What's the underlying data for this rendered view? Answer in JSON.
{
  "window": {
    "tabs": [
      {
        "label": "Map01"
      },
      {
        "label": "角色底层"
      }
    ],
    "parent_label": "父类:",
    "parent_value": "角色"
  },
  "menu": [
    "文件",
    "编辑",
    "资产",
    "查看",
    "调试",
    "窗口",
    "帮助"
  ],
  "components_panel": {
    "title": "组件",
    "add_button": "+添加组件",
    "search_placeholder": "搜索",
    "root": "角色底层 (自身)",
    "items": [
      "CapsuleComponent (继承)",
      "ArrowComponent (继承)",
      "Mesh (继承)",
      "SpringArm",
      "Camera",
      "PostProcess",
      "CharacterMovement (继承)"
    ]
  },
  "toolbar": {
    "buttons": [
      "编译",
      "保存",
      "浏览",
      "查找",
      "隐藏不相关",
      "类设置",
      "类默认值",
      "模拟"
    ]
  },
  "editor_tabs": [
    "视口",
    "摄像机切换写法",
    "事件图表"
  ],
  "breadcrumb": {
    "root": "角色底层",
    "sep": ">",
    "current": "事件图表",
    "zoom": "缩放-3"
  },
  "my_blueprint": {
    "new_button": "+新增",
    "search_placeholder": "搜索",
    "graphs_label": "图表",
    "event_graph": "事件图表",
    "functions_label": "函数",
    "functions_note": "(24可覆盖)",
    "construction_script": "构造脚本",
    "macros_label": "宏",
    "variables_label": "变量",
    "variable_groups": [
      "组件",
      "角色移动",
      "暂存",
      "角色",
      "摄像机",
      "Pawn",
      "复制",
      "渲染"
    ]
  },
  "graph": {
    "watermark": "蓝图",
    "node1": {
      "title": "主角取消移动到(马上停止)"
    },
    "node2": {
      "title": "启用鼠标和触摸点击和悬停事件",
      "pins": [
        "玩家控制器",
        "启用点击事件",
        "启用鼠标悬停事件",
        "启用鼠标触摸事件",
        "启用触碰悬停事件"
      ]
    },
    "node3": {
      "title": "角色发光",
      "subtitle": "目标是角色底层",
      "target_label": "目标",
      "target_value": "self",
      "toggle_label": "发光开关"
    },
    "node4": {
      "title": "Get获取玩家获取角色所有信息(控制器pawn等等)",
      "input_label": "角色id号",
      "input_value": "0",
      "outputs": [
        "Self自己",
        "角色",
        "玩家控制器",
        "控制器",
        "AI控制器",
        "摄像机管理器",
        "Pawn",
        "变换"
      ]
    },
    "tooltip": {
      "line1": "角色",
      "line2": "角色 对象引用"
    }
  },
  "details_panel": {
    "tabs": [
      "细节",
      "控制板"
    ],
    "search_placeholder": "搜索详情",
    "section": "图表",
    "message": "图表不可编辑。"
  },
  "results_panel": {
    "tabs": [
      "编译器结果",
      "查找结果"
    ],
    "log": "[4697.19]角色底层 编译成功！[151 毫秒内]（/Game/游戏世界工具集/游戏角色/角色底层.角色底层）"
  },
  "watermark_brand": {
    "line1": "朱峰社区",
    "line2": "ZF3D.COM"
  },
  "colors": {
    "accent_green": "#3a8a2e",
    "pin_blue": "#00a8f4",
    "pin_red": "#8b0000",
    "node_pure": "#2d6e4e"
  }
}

=====

— GIVEN REQUEST —
Each line above is to be repeated exactly.

— WRITTEN ANSWER —
What's the underlying data for this rendered view? Answer in JSON.
{
  "window": {
    "tabs": [
      {
        "label": "Map01"
      },
      {
        "label": "角色底层"
      }
    ],
    "parent_label": "父类:",
    "parent_value": "角色"
  },
  "menu": [
    "文件",
    "编辑",
    "资产",
    "查看",
    "调试",
    "窗口",
    "帮助"
  ],
  "components_panel": {
    "title": "组件",
    "add_button": "+添加组件",
    "search_placeholder": "搜索",
    "root": "角色底层 (自身)",
    "items": [
      "CapsuleComponent (继承)",
      "ArrowComponent (继承)",
      "Mesh (继承)",
      "SpringArm",
      "Camera",
      "PostProcess",
      "CharacterMovement (继承)"
    ]
  },
  "toolbar": {
    "buttons": [
      "编译",
      "保存",
      "浏览",
      "查找",
      "隐藏不相关",
      "类设置",
      "类默认值",
      "模拟"
    ]
  },
  "editor_tabs": [
    "视口",
    "摄像机切换写法",
    "事件图表"
  ],
  "breadcrumb": {
    "root": "角色底层",
    "sep": ">",
    "current": "事件图表",
    "zoom": "缩放-3"
  },
  "my_blueprint": {
    "new_button": "+新增",
    "search_placeholder": "搜索",
    "graphs_label": "图表",
    "event_graph": "事件图表",
    "functions_label": "函数",
    "functions_note": "(24可覆盖)",
    "construction_script": "构造脚本",
    "macros_label": "宏",
    "variables_label": "变量",
    "variable_groups": [
      "组件",
      "角色移动",
      "暂存",
      "角色",
      "摄像机",
      "Pawn",
      "复制",
      "渲染"
    ]
  },
  "graph": {
    "watermark": "蓝图",
    "node1": {
      "title": "主角取消移动到(马上停止)"
    },
    "node2": {
      "title": "启用鼠标和触摸点击和悬停事件",
      "pins": [
        "玩家控制器",
        "启用点击事件",
        "启用鼠标悬停事件",
        "启用鼠标触摸事件",
        "启用触碰悬停事件"
      ]
    },
    "node3": {
      "title": "角色发光",
      "subtitle": "目标是角色底层",
      "target_label": "目标",
      "target_value": "self",
      "toggle_label": "发光开关"
    },
    "node4": {
      "title": "Get获取玩家获取角色所有信息(控制器pawn等等)",
      "input_label": "角色id号",
      "input_value": "0",
      "outputs": [
        "Self自己",
        "角色",
        "玩家控制器",
        "控制器",
        "AI控制器",
        "摄像机管理器",
        "Pawn",
        "变换"
      ]
    },
    "tooltip": {
      "line1": "角色",
      "line2": "角色 对象引用"
    }
  },
  "details_panel": {
    "tabs": [
      "细节",
      "控制板"
    ],
    "search_placeholder": "搜索详情",
    "section": "图表",
    "message": "图表不可编辑。"
  },
  "results_panel": {
    "tabs": [
      "编译器结果",
      "查找结果"
    ],
    "log": "[4697.19]角色底层 编译成功！[151 毫秒内]（/Game/游戏世界工具集/游戏角色/角色底层.角色底层）"
  },
  "watermark_brand": {
    "line1": "朱峰社区",
    "line2": "ZF3D.COM"
  },
  "colors": {
    "accent_green": "#3a8a2e",
    "pin_blue": "#00a8f4",
    "pin_red": "#8b0000",
    "node_pure": "#2d6e4e"
  }
}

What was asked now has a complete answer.